# Excerpted records start

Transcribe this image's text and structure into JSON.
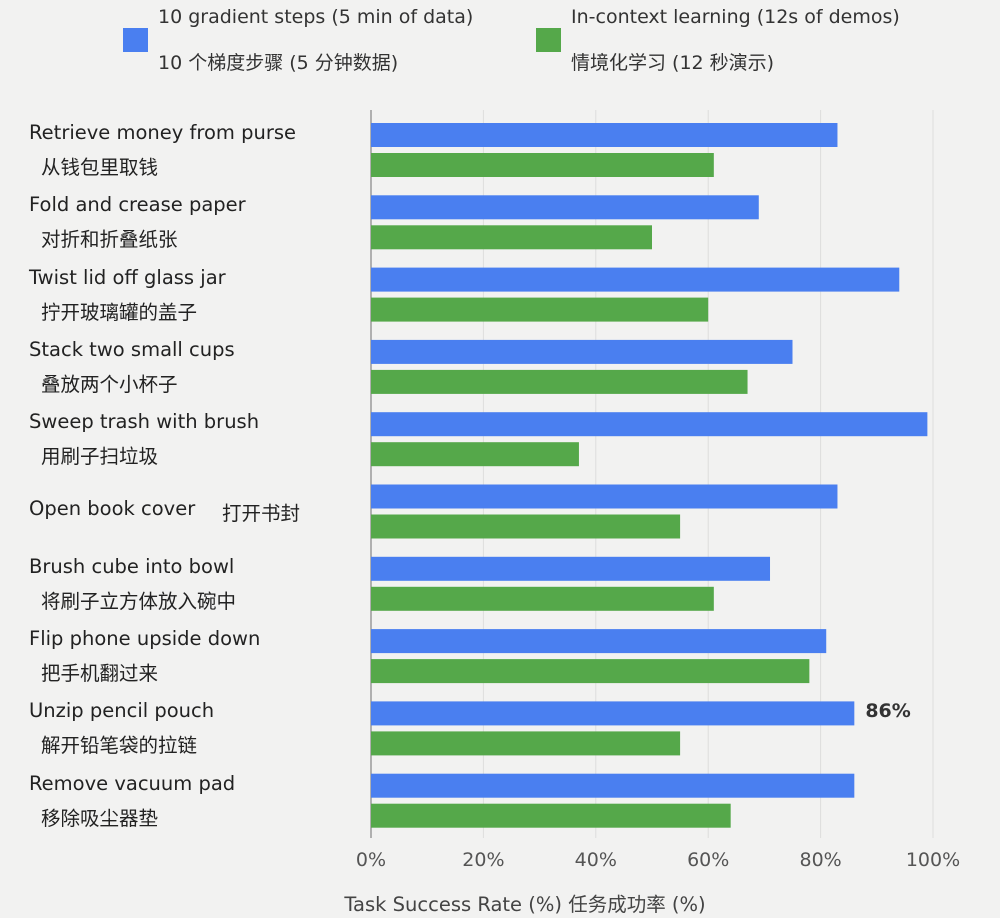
{
  "chart_data": {
    "type": "bar",
    "orientation": "horizontal",
    "categories": [
      {
        "en": "Retrieve money from purse",
        "zh": "从钱包里取钱"
      },
      {
        "en": "Fold and crease paper",
        "zh": "对折和折叠纸张"
      },
      {
        "en": "Twist lid off glass jar",
        "zh": "拧开玻璃罐的盖子"
      },
      {
        "en": "Stack two small cups",
        "zh": "叠放两个小杯子"
      },
      {
        "en": "Sweep trash with brush",
        "zh": "用刷子扫垃圾"
      },
      {
        "en": "Open book cover",
        "zh": "打开书封"
      },
      {
        "en": "Brush cube into bowl",
        "zh": "将刷子立方体放入碗中"
      },
      {
        "en": "Flip phone upside down",
        "zh": "把手机翻过来"
      },
      {
        "en": "Unzip pencil pouch",
        "zh": "解开铅笔袋的拉链"
      },
      {
        "en": "Remove vacuum pad",
        "zh": "移除吸尘器垫"
      }
    ],
    "series": [
      {
        "name_en": "10 gradient steps (5 min of data)",
        "name_zh": "10 个梯度步骤 (5 分钟数据)",
        "color": "#4a7ff0",
        "values": [
          83,
          69,
          94,
          75,
          99,
          83,
          71,
          81,
          86,
          86
        ]
      },
      {
        "name_en": "In-context learning (12s of demos)",
        "name_zh": "情境化学习 (12 秒演示)",
        "color": "#55a84a",
        "values": [
          61,
          50,
          60,
          67,
          37,
          55,
          61,
          78,
          55,
          64
        ]
      }
    ],
    "xlim": [
      0,
      100
    ],
    "ticks": [
      "0%",
      "20%",
      "40%",
      "60%",
      "80%",
      "100%"
    ],
    "xlabel": "Task Success Rate (%)  任务成功率 (%)",
    "annotation": {
      "text": "86%",
      "category_index": 8,
      "series_index": 0
    },
    "grid": true,
    "legend": "top"
  }
}
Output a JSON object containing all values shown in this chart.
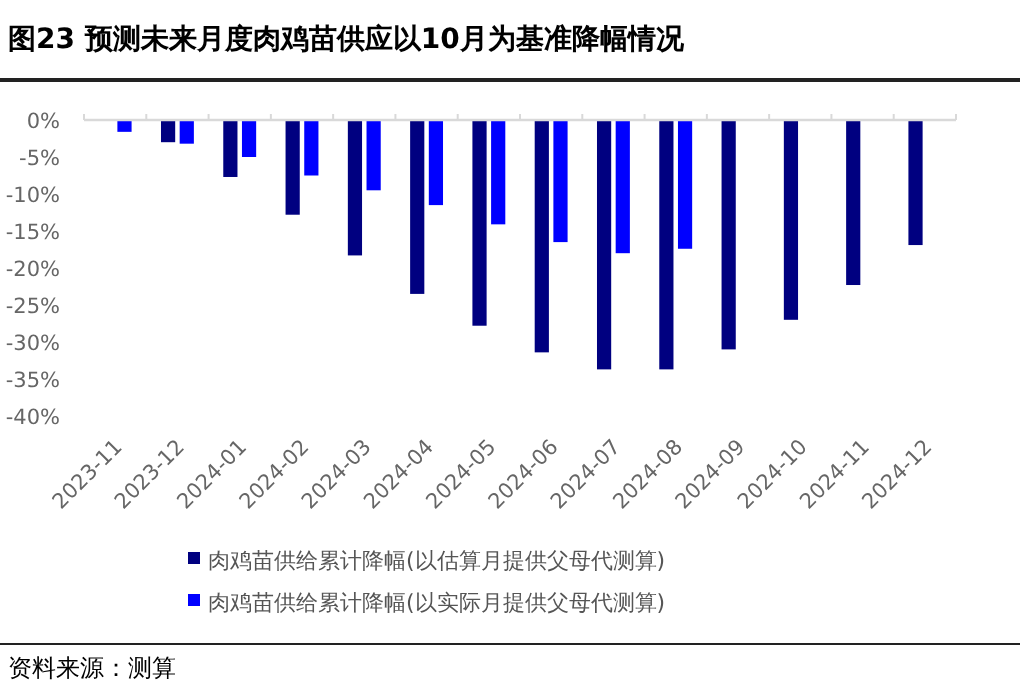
{
  "chart_data": {
    "type": "bar",
    "title": "图23 预测未来月度肉鸡苗供应以10月为基准降幅情况",
    "categories": [
      "2023-11",
      "2023-12",
      "2024-01",
      "2024-02",
      "2024-03",
      "2024-04",
      "2024-05",
      "2024-06",
      "2024-07",
      "2024-08",
      "2024-09",
      "2024-10",
      "2024-11",
      "2024-12"
    ],
    "series": [
      {
        "name": "肉鸡苗供给累计降幅(以估算月提供父母代测算)",
        "color": "#000080",
        "values": [
          0,
          -3.0,
          -7.7,
          -12.8,
          -18.3,
          -23.5,
          -27.8,
          -31.4,
          -33.7,
          -33.7,
          -31.0,
          -27.0,
          -22.3,
          -16.9
        ]
      },
      {
        "name": "肉鸡苗供给累计降幅(以实际月提供父母代测算)",
        "color": "#0000ff",
        "values": [
          -1.6,
          -3.2,
          -5.0,
          -7.5,
          -9.5,
          -11.5,
          -14.1,
          -16.5,
          -18.0,
          -17.4,
          null,
          null,
          null,
          null
        ]
      }
    ],
    "ylim": [
      -40,
      0
    ],
    "yticks": [
      {
        "value": 0,
        "label": "0%"
      },
      {
        "value": -5,
        "label": "-5%"
      },
      {
        "value": -10,
        "label": "-10%"
      },
      {
        "value": -15,
        "label": "-15%"
      },
      {
        "value": -20,
        "label": "-20%"
      },
      {
        "value": -25,
        "label": "-25%"
      },
      {
        "value": -30,
        "label": "-30%"
      },
      {
        "value": -35,
        "label": "-35%"
      },
      {
        "value": -40,
        "label": "-40%"
      }
    ],
    "legend": "bottom",
    "annotations": [
      "资料来源：测算"
    ]
  }
}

# Excerpted records end

What you have to do: Reproduce every entry exactly, but omit each picture.

Task response:
Transcribe this image's text and structure into JSON.
{
  "chart_data": {
    "type": "bar",
    "orientation": "horizontal",
    "categories": [
      {
        "en": "Retrieve money from purse",
        "zh": "从钱包里取钱"
      },
      {
        "en": "Fold and crease paper",
        "zh": "对折和折叠纸张"
      },
      {
        "en": "Twist lid off glass jar",
        "zh": "拧开玻璃罐的盖子"
      },
      {
        "en": "Stack two small cups",
        "zh": "叠放两个小杯子"
      },
      {
        "en": "Sweep trash with brush",
        "zh": "用刷子扫垃圾"
      },
      {
        "en": "Open book cover",
        "zh": "打开书封"
      },
      {
        "en": "Brush cube into bowl",
        "zh": "将刷子立方体放入碗中"
      },
      {
        "en": "Flip phone upside down",
        "zh": "把手机翻过来"
      },
      {
        "en": "Unzip pencil pouch",
        "zh": "解开铅笔袋的拉链"
      },
      {
        "en": "Remove vacuum pad",
        "zh": "移除吸尘器垫"
      }
    ],
    "series": [
      {
        "name_en": "10 gradient steps (5 min of data)",
        "name_zh": "10 个梯度步骤 (5 分钟数据)",
        "color": "#4a7ff0",
        "values": [
          83,
          69,
          94,
          75,
          99,
          83,
          71,
          81,
          86,
          86
        ]
      },
      {
        "name_en": "In-context learning (12s of demos)",
        "name_zh": "情境化学习 (12 秒演示)",
        "color": "#55a84a",
        "values": [
          61,
          50,
          60,
          67,
          37,
          55,
          61,
          78,
          55,
          64
        ]
      }
    ],
    "xlim": [
      0,
      100
    ],
    "ticks": [
      "0%",
      "20%",
      "40%",
      "60%",
      "80%",
      "100%"
    ],
    "xlabel": "Task Success Rate (%)  任务成功率 (%)",
    "annotation": {
      "text": "86%",
      "category_index": 8,
      "series_index": 0
    },
    "grid": true,
    "legend": "top"
  }
}
Output a JSON object containing all values shown in this chart.
{
  "chart_data": {
    "type": "bar",
    "title": "图23 预测未来月度肉鸡苗供应以10月为基准降幅情况",
    "categories": [
      "2023-11",
      "2023-12",
      "2024-01",
      "2024-02",
      "2024-03",
      "2024-04",
      "2024-05",
      "2024-06",
      "2024-07",
      "2024-08",
      "2024-09",
      "2024-10",
      "2024-11",
      "2024-12"
    ],
    "series": [
      {
        "name": "肉鸡苗供给累计降幅(以估算月提供父母代测算)",
        "color": "#000080",
        "values": [
          0,
          -3.0,
          -7.7,
          -12.8,
          -18.3,
          -23.5,
          -27.8,
          -31.4,
          -33.7,
          -33.7,
          -31.0,
          -27.0,
          -22.3,
          -16.9
        ]
      },
      {
        "name": "肉鸡苗供给累计降幅(以实际月提供父母代测算)",
        "color": "#0000ff",
        "values": [
          -1.6,
          -3.2,
          -5.0,
          -7.5,
          -9.5,
          -11.5,
          -14.1,
          -16.5,
          -18.0,
          -17.4,
          null,
          null,
          null,
          null
        ]
      }
    ],
    "ylim": [
      -40,
      0
    ],
    "yticks": [
      {
        "value": 0,
        "label": "0%"
      },
      {
        "value": -5,
        "label": "-5%"
      },
      {
        "value": -10,
        "label": "-10%"
      },
      {
        "value": -15,
        "label": "-15%"
      },
      {
        "value": -20,
        "label": "-20%"
      },
      {
        "value": -25,
        "label": "-25%"
      },
      {
        "value": -30,
        "label": "-30%"
      },
      {
        "value": -35,
        "label": "-35%"
      },
      {
        "value": -40,
        "label": "-40%"
      }
    ],
    "legend": "bottom",
    "annotations": [
      "资料来源：测算"
    ]
  }
}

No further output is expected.